DATASET EXTRACT —

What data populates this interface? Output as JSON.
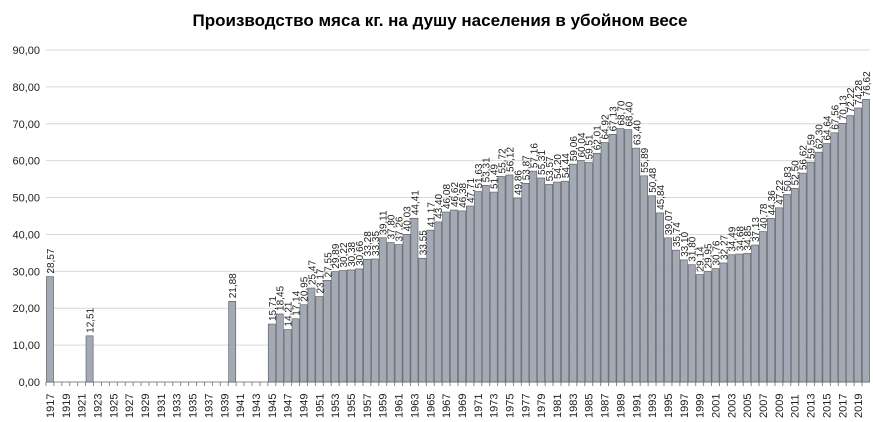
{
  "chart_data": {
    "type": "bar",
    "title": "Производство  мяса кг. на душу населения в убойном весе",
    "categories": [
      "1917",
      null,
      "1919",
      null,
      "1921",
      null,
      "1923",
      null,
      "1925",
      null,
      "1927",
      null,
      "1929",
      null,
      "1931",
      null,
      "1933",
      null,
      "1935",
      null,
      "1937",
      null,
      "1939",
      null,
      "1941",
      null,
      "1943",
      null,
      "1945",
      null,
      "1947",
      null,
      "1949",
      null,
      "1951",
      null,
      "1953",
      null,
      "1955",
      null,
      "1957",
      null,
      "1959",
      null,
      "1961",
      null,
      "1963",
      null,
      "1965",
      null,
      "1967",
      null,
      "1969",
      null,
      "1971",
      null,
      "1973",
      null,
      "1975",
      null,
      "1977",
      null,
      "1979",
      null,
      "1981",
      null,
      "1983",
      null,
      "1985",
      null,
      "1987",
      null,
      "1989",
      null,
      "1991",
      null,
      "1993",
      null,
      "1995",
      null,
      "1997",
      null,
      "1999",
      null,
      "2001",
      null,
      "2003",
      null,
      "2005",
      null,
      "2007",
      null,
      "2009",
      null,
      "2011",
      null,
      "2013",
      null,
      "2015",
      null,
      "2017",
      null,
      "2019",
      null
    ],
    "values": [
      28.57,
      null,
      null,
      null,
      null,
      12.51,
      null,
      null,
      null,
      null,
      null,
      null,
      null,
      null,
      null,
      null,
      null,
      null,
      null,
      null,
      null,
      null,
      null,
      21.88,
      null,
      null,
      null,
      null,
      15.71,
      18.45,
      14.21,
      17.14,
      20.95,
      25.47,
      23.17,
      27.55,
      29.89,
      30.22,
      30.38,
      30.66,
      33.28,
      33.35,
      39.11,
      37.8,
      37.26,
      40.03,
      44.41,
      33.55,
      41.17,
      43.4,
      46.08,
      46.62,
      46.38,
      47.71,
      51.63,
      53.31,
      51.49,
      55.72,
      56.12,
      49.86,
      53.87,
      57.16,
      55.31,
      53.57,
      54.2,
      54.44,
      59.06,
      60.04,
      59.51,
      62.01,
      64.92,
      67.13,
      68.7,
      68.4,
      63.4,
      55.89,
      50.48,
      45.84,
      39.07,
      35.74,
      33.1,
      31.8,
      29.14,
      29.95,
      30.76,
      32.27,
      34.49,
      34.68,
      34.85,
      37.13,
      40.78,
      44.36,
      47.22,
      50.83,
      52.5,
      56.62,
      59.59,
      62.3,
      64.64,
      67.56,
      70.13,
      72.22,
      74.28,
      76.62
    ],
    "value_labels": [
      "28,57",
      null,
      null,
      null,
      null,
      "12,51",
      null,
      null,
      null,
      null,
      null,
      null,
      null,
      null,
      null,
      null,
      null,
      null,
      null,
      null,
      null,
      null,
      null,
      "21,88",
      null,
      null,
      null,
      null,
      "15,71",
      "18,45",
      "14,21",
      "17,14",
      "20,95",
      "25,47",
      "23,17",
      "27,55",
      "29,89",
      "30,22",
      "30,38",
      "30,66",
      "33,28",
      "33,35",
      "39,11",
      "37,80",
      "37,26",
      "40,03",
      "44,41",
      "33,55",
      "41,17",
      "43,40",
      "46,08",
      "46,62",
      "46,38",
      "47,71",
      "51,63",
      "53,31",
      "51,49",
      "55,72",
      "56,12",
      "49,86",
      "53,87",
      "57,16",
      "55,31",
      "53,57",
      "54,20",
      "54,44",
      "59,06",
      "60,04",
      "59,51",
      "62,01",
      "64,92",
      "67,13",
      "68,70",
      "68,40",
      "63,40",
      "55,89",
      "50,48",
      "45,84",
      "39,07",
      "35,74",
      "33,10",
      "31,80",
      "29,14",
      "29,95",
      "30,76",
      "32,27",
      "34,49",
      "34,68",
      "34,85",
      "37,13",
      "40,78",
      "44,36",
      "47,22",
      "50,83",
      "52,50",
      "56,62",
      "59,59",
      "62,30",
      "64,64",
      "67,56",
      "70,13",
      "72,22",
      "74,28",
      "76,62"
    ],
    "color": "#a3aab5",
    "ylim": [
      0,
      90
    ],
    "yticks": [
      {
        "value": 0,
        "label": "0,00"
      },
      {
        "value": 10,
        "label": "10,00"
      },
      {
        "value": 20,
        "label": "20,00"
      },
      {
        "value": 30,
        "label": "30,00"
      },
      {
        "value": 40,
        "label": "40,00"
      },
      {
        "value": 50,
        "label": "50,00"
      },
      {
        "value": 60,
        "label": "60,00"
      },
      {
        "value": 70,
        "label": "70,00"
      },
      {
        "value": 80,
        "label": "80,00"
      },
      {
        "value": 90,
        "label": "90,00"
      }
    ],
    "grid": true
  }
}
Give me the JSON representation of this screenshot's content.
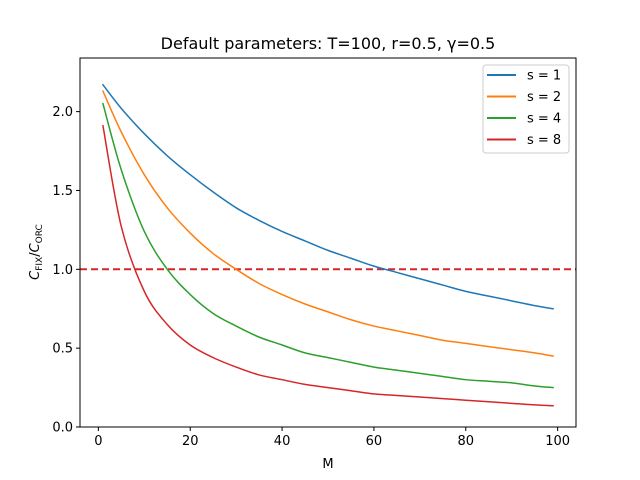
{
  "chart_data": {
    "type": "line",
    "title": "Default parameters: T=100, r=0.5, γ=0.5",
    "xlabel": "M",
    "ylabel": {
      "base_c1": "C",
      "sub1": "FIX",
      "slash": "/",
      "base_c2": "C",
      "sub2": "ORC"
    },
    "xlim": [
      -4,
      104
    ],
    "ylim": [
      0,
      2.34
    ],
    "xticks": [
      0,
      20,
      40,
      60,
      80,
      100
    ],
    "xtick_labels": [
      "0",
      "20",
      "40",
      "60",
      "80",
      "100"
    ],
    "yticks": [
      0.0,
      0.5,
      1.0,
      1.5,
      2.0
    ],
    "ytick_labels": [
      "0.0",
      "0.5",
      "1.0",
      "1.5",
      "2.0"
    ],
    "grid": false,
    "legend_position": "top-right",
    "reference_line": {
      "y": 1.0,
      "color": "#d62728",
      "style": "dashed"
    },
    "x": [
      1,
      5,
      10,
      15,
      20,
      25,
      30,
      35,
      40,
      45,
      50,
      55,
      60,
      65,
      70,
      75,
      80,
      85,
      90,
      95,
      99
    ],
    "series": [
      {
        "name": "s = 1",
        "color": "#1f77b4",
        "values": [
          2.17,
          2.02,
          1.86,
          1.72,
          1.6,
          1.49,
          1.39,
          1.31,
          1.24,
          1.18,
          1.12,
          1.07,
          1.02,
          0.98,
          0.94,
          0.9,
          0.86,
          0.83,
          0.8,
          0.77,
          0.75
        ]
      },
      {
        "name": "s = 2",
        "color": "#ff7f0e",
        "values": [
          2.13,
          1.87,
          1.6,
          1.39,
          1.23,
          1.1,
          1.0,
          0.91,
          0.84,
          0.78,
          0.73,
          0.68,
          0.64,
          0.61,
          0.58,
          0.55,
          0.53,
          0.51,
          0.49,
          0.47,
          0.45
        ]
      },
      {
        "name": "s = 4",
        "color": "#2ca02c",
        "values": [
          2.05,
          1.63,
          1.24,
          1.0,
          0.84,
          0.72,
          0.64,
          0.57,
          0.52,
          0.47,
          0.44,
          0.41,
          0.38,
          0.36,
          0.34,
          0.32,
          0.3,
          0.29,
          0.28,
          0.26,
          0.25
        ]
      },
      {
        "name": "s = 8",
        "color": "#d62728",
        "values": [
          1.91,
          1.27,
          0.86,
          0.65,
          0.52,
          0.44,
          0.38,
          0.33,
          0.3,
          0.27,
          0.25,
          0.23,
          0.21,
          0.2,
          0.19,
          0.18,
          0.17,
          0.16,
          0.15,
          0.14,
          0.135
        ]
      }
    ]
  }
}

WRITTEN REQUEST —
Select every line in the material above where the string "this" occurs, and copy it.

THE RESPONSE —
What data populates this interface? Output as JSON.
Give me the JSON representation of this screenshot's content.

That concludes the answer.